## Begin RECORD SET
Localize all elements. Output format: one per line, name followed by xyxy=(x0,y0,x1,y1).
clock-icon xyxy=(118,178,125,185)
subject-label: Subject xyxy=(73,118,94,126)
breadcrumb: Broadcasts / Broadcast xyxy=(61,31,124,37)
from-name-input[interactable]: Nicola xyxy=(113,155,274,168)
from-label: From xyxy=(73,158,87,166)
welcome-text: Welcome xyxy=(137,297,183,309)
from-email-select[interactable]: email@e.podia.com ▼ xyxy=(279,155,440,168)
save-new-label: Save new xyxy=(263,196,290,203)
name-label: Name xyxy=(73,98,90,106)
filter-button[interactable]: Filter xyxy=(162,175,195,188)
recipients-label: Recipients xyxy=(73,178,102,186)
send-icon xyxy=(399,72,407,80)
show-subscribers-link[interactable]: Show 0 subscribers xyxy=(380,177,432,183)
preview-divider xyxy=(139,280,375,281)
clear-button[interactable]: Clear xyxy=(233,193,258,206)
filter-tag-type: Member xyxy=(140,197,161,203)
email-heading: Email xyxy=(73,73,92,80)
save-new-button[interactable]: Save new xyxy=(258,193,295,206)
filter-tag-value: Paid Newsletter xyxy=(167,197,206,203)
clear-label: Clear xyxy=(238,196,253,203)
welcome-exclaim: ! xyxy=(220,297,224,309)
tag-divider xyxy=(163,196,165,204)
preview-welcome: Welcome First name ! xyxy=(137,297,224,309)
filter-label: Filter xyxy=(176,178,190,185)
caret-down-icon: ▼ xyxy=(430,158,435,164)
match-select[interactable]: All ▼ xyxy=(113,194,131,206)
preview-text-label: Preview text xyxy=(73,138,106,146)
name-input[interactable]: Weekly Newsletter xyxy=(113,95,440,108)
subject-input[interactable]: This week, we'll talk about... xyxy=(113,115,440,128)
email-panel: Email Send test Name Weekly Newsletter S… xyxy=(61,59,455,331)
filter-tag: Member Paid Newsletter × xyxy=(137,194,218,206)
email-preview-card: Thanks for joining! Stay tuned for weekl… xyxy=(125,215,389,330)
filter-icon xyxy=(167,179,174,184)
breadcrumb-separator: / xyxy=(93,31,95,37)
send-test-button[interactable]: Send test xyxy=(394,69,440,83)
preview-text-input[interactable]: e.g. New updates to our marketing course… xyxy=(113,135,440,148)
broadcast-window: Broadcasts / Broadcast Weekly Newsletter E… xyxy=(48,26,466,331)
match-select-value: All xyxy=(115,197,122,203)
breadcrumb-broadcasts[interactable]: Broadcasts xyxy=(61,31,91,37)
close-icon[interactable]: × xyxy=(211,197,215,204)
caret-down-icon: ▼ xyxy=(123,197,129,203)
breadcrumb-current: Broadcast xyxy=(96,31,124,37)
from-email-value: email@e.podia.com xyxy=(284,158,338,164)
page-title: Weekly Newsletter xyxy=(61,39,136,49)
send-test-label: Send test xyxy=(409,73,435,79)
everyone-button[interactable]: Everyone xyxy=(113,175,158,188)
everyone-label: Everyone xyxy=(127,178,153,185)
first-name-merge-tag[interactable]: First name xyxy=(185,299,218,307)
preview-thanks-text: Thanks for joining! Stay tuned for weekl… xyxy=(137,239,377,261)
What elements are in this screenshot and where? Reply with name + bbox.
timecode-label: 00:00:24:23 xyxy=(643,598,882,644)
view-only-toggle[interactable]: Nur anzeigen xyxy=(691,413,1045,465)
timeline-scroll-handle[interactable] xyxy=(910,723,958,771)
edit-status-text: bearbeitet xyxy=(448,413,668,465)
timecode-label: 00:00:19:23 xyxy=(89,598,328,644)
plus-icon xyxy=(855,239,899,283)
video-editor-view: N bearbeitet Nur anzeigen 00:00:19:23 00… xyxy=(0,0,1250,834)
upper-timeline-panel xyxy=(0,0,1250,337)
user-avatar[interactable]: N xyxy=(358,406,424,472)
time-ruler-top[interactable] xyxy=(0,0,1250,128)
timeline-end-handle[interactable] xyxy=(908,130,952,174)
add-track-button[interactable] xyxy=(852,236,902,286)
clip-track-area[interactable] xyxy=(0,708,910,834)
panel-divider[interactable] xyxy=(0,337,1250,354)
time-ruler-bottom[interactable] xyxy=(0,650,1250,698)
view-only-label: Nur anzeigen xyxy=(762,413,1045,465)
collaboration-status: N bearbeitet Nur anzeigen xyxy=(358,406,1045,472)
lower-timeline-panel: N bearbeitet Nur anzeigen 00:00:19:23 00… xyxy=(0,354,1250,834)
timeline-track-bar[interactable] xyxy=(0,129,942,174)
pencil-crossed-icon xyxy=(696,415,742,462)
## End RECORD SET
## Begin RECORD SET
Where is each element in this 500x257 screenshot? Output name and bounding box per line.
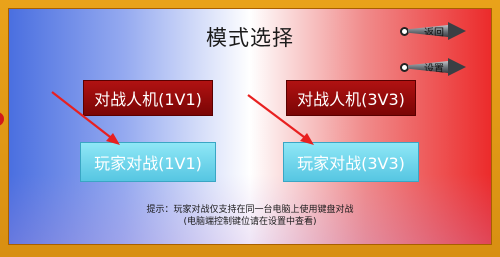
## End RECORD SET
**WHAT YOU ARE ASKED TO DO:** Repeat the stretch of data from the line containing "Localize all elements." through the line containing "breadcrumb-separator: / xyxy=(93,31,95,37)", both included.

**REPLY:**
Localize all elements. Output format: one per line, name followed by xyxy=(x0,y0,x1,y1).
clock-icon xyxy=(118,178,125,185)
subject-label: Subject xyxy=(73,118,94,126)
breadcrumb: Broadcasts / Broadcast xyxy=(61,31,124,37)
from-name-input[interactable]: Nicola xyxy=(113,155,274,168)
from-label: From xyxy=(73,158,87,166)
welcome-text: Welcome xyxy=(137,297,183,309)
from-email-select[interactable]: email@e.podia.com ▼ xyxy=(279,155,440,168)
save-new-label: Save new xyxy=(263,196,290,203)
name-label: Name xyxy=(73,98,90,106)
filter-button[interactable]: Filter xyxy=(162,175,195,188)
recipients-label: Recipients xyxy=(73,178,102,186)
send-icon xyxy=(399,72,407,80)
show-subscribers-link[interactable]: Show 0 subscribers xyxy=(380,177,432,183)
preview-divider xyxy=(139,280,375,281)
clear-button[interactable]: Clear xyxy=(233,193,258,206)
filter-tag-type: Member xyxy=(140,197,161,203)
email-heading: Email xyxy=(73,73,92,80)
save-new-button[interactable]: Save new xyxy=(258,193,295,206)
filter-tag-value: Paid Newsletter xyxy=(167,197,206,203)
clear-label: Clear xyxy=(238,196,253,203)
welcome-exclaim: ! xyxy=(220,297,224,309)
tag-divider xyxy=(163,196,165,204)
preview-welcome: Welcome First name ! xyxy=(137,297,224,309)
filter-label: Filter xyxy=(176,178,190,185)
caret-down-icon: ▼ xyxy=(430,158,435,164)
match-select[interactable]: All ▼ xyxy=(113,194,131,206)
preview-text-label: Preview text xyxy=(73,138,106,146)
name-input[interactable]: Weekly Newsletter xyxy=(113,95,440,108)
subject-input[interactable]: This week, we'll talk about... xyxy=(113,115,440,128)
email-panel: Email Send test Name Weekly Newsletter S… xyxy=(61,59,455,331)
filter-tag: Member Paid Newsletter × xyxy=(137,194,218,206)
email-preview-card: Thanks for joining! Stay tuned for weekl… xyxy=(125,215,389,330)
filter-icon xyxy=(167,179,174,184)
breadcrumb-separator: / xyxy=(93,31,95,37)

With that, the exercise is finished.